- [RECORDS SUPPLIED]
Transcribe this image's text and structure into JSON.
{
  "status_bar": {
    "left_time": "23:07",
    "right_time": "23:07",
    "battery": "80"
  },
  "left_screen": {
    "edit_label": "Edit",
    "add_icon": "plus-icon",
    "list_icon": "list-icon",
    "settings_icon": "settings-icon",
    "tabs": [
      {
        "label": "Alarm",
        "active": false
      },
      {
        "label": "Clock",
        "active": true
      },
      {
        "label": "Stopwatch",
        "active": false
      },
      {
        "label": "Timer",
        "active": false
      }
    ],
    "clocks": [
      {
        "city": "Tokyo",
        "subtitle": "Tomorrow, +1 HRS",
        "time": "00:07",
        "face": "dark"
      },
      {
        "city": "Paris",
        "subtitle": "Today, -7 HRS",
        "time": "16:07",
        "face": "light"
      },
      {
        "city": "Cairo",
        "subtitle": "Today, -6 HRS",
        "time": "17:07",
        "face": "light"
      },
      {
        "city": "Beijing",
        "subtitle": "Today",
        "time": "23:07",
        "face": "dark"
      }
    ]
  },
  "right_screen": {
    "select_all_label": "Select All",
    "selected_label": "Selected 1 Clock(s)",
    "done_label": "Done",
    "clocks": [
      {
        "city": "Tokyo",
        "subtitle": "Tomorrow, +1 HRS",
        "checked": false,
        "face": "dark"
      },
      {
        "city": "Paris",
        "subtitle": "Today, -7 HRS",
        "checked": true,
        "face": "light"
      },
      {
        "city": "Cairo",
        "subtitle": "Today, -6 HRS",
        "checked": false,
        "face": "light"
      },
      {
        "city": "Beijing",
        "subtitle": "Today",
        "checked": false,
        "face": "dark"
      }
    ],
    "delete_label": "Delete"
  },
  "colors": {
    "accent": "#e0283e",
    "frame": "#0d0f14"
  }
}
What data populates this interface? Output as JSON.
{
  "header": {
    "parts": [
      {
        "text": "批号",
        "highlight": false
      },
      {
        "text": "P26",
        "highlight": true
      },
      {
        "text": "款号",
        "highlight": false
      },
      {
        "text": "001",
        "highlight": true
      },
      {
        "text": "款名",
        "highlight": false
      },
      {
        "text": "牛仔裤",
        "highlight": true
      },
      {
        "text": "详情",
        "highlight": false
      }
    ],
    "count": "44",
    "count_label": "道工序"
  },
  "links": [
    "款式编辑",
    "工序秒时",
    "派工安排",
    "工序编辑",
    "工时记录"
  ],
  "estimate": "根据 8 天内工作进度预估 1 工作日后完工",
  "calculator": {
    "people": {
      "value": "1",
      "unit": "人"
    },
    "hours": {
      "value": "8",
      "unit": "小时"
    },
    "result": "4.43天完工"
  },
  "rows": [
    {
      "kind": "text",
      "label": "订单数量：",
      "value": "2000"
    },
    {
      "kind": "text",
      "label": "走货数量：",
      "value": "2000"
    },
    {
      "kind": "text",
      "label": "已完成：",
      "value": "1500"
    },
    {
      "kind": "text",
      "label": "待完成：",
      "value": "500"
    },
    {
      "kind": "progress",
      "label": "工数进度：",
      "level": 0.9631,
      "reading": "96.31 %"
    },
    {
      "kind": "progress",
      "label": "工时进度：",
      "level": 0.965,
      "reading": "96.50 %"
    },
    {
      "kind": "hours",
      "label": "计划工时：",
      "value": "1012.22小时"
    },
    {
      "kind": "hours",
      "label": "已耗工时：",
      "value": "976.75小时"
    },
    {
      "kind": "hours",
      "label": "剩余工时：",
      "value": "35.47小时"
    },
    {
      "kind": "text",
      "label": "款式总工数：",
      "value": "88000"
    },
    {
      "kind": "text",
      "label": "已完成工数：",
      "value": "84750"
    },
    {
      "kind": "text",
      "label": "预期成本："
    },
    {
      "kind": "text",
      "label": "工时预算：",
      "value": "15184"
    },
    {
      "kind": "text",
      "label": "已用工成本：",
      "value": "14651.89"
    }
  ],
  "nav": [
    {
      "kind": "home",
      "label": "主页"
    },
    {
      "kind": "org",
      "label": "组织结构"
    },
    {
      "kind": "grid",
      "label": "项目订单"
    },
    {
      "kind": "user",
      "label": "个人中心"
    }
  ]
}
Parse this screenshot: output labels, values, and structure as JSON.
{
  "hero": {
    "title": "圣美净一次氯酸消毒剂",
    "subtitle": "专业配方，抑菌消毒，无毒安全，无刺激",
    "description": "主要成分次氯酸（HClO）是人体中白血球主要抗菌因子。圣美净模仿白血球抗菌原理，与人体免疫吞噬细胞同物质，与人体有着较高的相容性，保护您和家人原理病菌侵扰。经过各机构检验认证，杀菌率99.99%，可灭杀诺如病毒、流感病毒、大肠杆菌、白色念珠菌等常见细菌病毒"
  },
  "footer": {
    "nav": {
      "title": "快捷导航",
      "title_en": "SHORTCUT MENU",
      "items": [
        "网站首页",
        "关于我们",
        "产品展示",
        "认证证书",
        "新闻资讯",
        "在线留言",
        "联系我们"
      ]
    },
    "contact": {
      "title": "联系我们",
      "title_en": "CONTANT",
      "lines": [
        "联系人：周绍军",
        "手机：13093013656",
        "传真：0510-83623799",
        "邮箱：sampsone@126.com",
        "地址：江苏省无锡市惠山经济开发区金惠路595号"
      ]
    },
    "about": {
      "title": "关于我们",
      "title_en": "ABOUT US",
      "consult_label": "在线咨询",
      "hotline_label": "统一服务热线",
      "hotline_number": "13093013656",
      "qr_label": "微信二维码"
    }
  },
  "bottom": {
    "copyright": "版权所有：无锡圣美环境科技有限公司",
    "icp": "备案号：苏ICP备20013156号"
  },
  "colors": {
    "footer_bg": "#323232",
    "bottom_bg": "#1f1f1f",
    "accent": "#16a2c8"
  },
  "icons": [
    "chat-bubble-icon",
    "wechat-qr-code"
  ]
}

- [WHAT YOU NEED TO DO]
Print the records above in full, exactly.

- [SOLVED EXERCISE]
Transcribe this image's text and structure into JSON.
{
  "status_bar": {
    "left_time": "23:07",
    "right_time": "23:07",
    "battery": "80"
  },
  "left_screen": {
    "edit_label": "Edit",
    "add_icon": "plus-icon",
    "list_icon": "list-icon",
    "settings_icon": "settings-icon",
    "tabs": [
      {
        "label": "Alarm",
        "active": false
      },
      {
        "label": "Clock",
        "active": true
      },
      {
        "label": "Stopwatch",
        "active": false
      },
      {
        "label": "Timer",
        "active": false
      }
    ],
    "clocks": [
      {
        "city": "Tokyo",
        "subtitle": "Tomorrow, +1 HRS",
        "time": "00:07",
        "face": "dark"
      },
      {
        "city": "Paris",
        "subtitle": "Today, -7 HRS",
        "time": "16:07",
        "face": "light"
      },
      {
        "city": "Cairo",
        "subtitle": "Today, -6 HRS",
        "time": "17:07",
        "face": "light"
      },
      {
        "city": "Beijing",
        "subtitle": "Today",
        "time": "23:07",
        "face": "dark"
      }
    ]
  },
  "right_screen": {
    "select_all_label": "Select All",
    "selected_label": "Selected 1 Clock(s)",
    "done_label": "Done",
    "clocks": [
      {
        "city": "Tokyo",
        "subtitle": "Tomorrow, +1 HRS",
        "checked": false,
        "face": "dark"
      },
      {
        "city": "Paris",
        "subtitle": "Today, -7 HRS",
        "checked": true,
        "face": "light"
      },
      {
        "city": "Cairo",
        "subtitle": "Today, -6 HRS",
        "checked": false,
        "face": "light"
      },
      {
        "city": "Beijing",
        "subtitle": "Today",
        "checked": false,
        "face": "dark"
      }
    ],
    "delete_label": "Delete"
  },
  "colors": {
    "accent": "#e0283e",
    "frame": "#0d0f14"
  }
}
What data populates this interface? Output as JSON.
{
  "header": {
    "parts": [
      {
        "text": "批号",
        "highlight": false
      },
      {
        "text": "P26",
        "highlight": true
      },
      {
        "text": "款号",
        "highlight": false
      },
      {
        "text": "001",
        "highlight": true
      },
      {
        "text": "款名",
        "highlight": false
      },
      {
        "text": "牛仔裤",
        "highlight": true
      },
      {
        "text": "详情",
        "highlight": false
      }
    ],
    "count": "44",
    "count_label": "道工序"
  },
  "links": [
    "款式编辑",
    "工序秒时",
    "派工安排",
    "工序编辑",
    "工时记录"
  ],
  "estimate": "根据 8 天内工作进度预估 1 工作日后完工",
  "calculator": {
    "people": {
      "value": "1",
      "unit": "人"
    },
    "hours": {
      "value": "8",
      "unit": "小时"
    },
    "result": "4.43天完工"
  },
  "rows": [
    {
      "kind": "text",
      "label": "订单数量：",
      "value": "2000"
    },
    {
      "kind": "text",
      "label": "走货数量：",
      "value": "2000"
    },
    {
      "kind": "text",
      "label": "已完成：",
      "value": "1500"
    },
    {
      "kind": "text",
      "label": "待完成：",
      "value": "500"
    },
    {
      "kind": "progress",
      "label": "工数进度：",
      "level": 0.9631,
      "reading": "96.31 %"
    },
    {
      "kind": "progress",
      "label": "工时进度：",
      "level": 0.965,
      "reading": "96.50 %"
    },
    {
      "kind": "hours",
      "label": "计划工时：",
      "value": "1012.22小时"
    },
    {
      "kind": "hours",
      "label": "已耗工时：",
      "value": "976.75小时"
    },
    {
      "kind": "hours",
      "label": "剩余工时：",
      "value": "35.47小时"
    },
    {
      "kind": "text",
      "label": "款式总工数：",
      "value": "88000"
    },
    {
      "kind": "text",
      "label": "已完成工数：",
      "value": "84750"
    },
    {
      "kind": "text",
      "label": "预期成本："
    },
    {
      "kind": "text",
      "label": "工时预算：",
      "value": "15184"
    },
    {
      "kind": "text",
      "label": "已用工成本：",
      "value": "14651.89"
    }
  ],
  "nav": [
    {
      "kind": "home",
      "label": "主页"
    },
    {
      "kind": "org",
      "label": "组织结构"
    },
    {
      "kind": "grid",
      "label": "项目订单"
    },
    {
      "kind": "user",
      "label": "个人中心"
    }
  ]
}
Parse this screenshot: output labels, values, and structure as JSON.
{
  "hero": {
    "title": "圣美净一次氯酸消毒剂",
    "subtitle": "专业配方，抑菌消毒，无毒安全，无刺激",
    "description": "主要成分次氯酸（HClO）是人体中白血球主要抗菌因子。圣美净模仿白血球抗菌原理，与人体免疫吞噬细胞同物质，与人体有着较高的相容性，保护您和家人原理病菌侵扰。经过各机构检验认证，杀菌率99.99%，可灭杀诺如病毒、流感病毒、大肠杆菌、白色念珠菌等常见细菌病毒"
  },
  "footer": {
    "nav": {
      "title": "快捷导航",
      "title_en": "SHORTCUT MENU",
      "items": [
        "网站首页",
        "关于我们",
        "产品展示",
        "认证证书",
        "新闻资讯",
        "在线留言",
        "联系我们"
      ]
    },
    "contact": {
      "title": "联系我们",
      "title_en": "CONTANT",
      "lines": [
        "联系人：周绍军",
        "手机：13093013656",
        "传真：0510-83623799",
        "邮箱：sampsone@126.com",
        "地址：江苏省无锡市惠山经济开发区金惠路595号"
      ]
    },
    "about": {
      "title": "关于我们",
      "title_en": "ABOUT US",
      "consult_label": "在线咨询",
      "hotline_label": "统一服务热线",
      "hotline_number": "13093013656",
      "qr_label": "微信二维码"
    }
  },
  "bottom": {
    "copyright": "版权所有：无锡圣美环境科技有限公司",
    "icp": "备案号：苏ICP备20013156号"
  },
  "colors": {
    "footer_bg": "#323232",
    "bottom_bg": "#1f1f1f",
    "accent": "#16a2c8"
  },
  "icons": [
    "chat-bubble-icon",
    "wechat-qr-code"
  ]
}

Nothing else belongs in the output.